Saved data entries
┄┄┄┄┄┄

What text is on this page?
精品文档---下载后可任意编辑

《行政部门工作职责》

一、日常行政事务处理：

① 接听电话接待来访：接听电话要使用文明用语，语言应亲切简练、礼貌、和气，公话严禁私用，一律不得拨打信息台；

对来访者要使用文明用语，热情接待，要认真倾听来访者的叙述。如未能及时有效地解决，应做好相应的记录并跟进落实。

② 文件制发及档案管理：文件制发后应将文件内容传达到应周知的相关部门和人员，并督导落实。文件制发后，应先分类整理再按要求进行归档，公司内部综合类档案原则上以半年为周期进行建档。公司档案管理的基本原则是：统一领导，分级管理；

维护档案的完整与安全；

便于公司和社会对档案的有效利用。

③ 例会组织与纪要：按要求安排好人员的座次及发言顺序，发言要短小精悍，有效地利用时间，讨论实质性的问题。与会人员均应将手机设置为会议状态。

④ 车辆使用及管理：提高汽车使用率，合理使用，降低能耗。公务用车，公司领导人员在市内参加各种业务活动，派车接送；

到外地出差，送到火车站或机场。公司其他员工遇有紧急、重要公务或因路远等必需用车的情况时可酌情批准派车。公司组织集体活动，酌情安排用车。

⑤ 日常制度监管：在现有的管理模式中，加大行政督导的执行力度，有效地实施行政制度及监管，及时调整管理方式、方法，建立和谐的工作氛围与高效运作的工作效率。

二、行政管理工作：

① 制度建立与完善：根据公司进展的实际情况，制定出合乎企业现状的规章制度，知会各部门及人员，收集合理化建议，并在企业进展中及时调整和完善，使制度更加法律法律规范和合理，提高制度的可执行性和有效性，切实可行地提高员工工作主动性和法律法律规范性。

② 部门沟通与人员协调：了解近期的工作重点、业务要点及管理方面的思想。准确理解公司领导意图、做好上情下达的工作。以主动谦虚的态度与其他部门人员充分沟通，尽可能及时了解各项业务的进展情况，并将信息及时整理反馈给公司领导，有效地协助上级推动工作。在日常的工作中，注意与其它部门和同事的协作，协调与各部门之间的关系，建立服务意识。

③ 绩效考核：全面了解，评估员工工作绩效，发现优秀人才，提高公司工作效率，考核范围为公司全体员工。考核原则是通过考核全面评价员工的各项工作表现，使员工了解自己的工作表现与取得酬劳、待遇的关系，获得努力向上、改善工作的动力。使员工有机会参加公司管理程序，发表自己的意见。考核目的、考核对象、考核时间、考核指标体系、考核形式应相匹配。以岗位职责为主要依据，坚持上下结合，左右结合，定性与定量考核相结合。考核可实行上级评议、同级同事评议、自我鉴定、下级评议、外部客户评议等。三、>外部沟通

┄┄┄┄┄┄

▶ **TO BE DONE**
Return every entry exactly as given.

▶ **REPLY TO THE TASK**
What text is on this page?
精品文档---下载后可任意编辑

《行政部门工作职责》

一、日常行政事务处理：

① 接听电话接待来访：接听电话要使用文明用语，语言应亲切简练、礼貌、和气，公话严禁私用，一律不得拨打信息台；

对来访者要使用文明用语，热情接待，要认真倾听来访者的叙述。如未能及时有效地解决，应做好相应的记录并跟进落实。

② 文件制发及档案管理：文件制发后应将文件内容传达到应周知的相关部门和人员，并督导落实。文件制发后，应先分类整理再按要求进行归档，公司内部综合类档案原则上以半年为周期进行建档。公司档案管理的基本原则是：统一领导，分级管理；

维护档案的完整与安全；

便于公司和社会对档案的有效利用。

③ 例会组织与纪要：按要求安排好人员的座次及发言顺序，发言要短小精悍，有效地利用时间，讨论实质性的问题。与会人员均应将手机设置为会议状态。

④ 车辆使用及管理：提高汽车使用率，合理使用，降低能耗。公务用车，公司领导人员在市内参加各种业务活动，派车接送；

到外地出差，送到火车站或机场。公司其他员工遇有紧急、重要公务或因路远等必需用车的情况时可酌情批准派车。公司组织集体活动，酌情安排用车。

⑤ 日常制度监管：在现有的管理模式中，加大行政督导的执行力度，有效地实施行政制度及监管，及时调整管理方式、方法，建立和谐的工作氛围与高效运作的工作效率。

二、行政管理工作：

① 制度建立与完善：根据公司进展的实际情况，制定出合乎企业现状的规章制度，知会各部门及人员，收集合理化建议，并在企业进展中及时调整和完善，使制度更加法律法律规范和合理，提高制度的可执行性和有效性，切实可行地提高员工工作主动性和法律法律规范性。

② 部门沟通与人员协调：了解近期的工作重点、业务要点及管理方面的思想。准确理解公司领导意图、做好上情下达的工作。以主动谦虚的态度与其他部门人员充分沟通，尽可能及时了解各项业务的进展情况，并将信息及时整理反馈给公司领导，有效地协助上级推动工作。在日常的工作中，注意与其它部门和同事的协作，协调与各部门之间的关系，建立服务意识。

③ 绩效考核：全面了解，评估员工工作绩效，发现优秀人才，提高公司工作效率，考核范围为公司全体员工。考核原则是通过考核全面评价员工的各项工作表现，使员工了解自己的工作表现与取得酬劳、待遇的关系，获得努力向上、改善工作的动力。使员工有机会参加公司管理程序，发表自己的意见。考核目的、考核对象、考核时间、考核指标体系、考核形式应相匹配。以岗位职责为主要依据，坚持上下结合，左右结合，定性与定量考核相结合。考核可实行上级评议、同级同事评议、自我鉴定、下级评议、外部客户评议等。三、>外部沟通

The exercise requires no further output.